▶ Work to complete
Lines containing the word "Jacques" should be extracted in full.

▶ Supplied records
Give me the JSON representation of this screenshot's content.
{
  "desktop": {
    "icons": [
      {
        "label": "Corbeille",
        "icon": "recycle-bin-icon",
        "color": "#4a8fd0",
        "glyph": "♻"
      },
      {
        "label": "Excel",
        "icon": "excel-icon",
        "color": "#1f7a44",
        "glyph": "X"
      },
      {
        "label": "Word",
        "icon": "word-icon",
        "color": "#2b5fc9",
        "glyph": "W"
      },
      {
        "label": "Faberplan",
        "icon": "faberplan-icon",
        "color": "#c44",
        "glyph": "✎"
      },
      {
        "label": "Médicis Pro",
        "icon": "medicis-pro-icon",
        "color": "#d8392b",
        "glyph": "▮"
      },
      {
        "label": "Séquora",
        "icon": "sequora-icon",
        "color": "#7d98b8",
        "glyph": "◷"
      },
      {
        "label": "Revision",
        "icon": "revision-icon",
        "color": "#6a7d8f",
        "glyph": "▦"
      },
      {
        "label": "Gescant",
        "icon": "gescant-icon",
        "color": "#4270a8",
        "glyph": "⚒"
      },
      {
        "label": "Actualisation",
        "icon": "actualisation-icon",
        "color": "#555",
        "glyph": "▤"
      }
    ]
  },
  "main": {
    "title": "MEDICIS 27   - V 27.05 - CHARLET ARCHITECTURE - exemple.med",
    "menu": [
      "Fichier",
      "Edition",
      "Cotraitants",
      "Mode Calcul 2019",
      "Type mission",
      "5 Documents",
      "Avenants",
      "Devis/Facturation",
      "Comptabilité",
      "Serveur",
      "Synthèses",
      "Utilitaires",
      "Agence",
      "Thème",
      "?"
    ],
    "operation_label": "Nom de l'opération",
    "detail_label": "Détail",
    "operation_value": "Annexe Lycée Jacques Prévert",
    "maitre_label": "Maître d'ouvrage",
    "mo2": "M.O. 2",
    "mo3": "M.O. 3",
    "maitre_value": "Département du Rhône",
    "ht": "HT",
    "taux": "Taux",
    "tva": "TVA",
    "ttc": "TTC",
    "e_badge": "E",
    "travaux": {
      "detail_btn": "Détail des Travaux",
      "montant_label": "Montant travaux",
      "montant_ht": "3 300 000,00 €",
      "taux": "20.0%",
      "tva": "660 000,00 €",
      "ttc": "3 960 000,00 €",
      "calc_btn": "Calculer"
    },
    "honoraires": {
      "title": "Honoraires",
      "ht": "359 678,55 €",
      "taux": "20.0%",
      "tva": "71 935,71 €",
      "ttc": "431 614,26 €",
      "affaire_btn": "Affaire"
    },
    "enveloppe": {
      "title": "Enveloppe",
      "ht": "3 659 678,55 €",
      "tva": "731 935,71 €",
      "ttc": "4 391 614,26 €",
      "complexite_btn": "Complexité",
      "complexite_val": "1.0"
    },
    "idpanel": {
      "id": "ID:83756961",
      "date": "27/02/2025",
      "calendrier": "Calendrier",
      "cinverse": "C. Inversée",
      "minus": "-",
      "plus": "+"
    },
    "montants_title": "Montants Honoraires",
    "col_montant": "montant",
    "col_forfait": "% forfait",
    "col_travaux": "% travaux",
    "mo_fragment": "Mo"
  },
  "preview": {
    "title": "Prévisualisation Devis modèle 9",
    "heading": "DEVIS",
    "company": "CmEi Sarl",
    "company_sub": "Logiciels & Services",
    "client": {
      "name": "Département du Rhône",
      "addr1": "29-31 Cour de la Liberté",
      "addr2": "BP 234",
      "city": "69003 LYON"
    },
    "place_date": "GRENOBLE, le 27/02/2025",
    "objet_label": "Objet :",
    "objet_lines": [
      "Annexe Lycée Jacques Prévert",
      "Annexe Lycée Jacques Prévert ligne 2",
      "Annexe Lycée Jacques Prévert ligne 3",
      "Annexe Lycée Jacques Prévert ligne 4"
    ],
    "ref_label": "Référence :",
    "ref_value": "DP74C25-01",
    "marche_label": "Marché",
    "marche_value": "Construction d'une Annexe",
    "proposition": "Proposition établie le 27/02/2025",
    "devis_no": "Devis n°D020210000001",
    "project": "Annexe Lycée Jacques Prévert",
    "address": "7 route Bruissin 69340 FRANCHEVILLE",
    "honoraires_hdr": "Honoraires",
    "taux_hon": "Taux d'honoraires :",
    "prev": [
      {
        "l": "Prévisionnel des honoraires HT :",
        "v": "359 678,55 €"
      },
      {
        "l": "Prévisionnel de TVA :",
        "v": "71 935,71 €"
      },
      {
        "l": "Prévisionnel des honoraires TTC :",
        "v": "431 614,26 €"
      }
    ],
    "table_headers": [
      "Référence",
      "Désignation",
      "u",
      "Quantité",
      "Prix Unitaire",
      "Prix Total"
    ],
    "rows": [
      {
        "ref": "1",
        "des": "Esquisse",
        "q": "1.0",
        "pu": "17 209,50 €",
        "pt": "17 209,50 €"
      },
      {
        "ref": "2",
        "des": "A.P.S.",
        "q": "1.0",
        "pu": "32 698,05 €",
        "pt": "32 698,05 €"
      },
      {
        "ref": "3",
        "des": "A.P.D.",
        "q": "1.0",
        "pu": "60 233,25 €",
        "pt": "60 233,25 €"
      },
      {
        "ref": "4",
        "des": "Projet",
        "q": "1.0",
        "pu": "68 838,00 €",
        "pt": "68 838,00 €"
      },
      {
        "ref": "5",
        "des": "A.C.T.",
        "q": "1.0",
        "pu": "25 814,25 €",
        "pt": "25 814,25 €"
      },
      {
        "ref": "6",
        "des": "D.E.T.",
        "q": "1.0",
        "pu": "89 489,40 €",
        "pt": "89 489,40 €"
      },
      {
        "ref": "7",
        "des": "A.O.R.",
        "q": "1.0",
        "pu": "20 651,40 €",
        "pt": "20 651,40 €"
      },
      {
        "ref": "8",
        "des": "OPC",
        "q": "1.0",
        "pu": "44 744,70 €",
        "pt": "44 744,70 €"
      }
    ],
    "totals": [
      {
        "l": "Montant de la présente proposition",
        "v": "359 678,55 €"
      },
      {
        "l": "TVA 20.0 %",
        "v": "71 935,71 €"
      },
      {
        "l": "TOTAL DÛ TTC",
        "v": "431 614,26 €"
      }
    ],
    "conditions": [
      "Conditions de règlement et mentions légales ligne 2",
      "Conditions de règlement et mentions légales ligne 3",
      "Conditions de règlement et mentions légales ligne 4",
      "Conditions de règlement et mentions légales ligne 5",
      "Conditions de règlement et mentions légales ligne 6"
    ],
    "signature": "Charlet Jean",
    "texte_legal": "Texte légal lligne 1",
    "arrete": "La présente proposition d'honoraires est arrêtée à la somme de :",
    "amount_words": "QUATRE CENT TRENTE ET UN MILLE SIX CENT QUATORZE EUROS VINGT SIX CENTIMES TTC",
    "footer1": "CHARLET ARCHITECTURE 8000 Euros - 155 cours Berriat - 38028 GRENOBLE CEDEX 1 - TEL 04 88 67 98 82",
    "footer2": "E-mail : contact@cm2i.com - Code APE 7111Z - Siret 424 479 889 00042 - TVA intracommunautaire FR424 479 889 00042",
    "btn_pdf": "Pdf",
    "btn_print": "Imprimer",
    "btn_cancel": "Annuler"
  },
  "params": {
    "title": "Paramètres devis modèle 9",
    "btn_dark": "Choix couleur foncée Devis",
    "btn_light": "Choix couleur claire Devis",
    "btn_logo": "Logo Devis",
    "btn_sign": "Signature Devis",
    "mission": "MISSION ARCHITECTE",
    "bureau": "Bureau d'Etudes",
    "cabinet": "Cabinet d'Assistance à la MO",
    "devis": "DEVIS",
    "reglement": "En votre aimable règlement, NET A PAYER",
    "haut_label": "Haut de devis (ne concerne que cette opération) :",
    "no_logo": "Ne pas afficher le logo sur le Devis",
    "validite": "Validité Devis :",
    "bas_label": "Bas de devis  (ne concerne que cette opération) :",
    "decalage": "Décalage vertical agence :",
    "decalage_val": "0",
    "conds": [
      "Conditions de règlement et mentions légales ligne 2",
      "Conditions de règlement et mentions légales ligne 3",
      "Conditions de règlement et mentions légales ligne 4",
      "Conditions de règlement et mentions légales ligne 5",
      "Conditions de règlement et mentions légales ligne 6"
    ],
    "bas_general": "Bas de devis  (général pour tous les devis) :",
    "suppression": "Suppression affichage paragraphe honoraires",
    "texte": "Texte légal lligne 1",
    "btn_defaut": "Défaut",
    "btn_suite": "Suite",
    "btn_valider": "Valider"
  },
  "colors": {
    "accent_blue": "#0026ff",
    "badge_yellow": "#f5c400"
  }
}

▶ Answer to this exercise
    "operation_value": "Annexe Lycée Jacques Prévert",
      "Annexe Lycée Jacques Prévert",
      "Annexe Lycée Jacques Prévert ligne 2",
      "Annexe Lycée Jacques Prévert ligne 3",
      "Annexe Lycée Jacques Prévert ligne 4"
    "project": "Annexe Lycée Jacques Prévert",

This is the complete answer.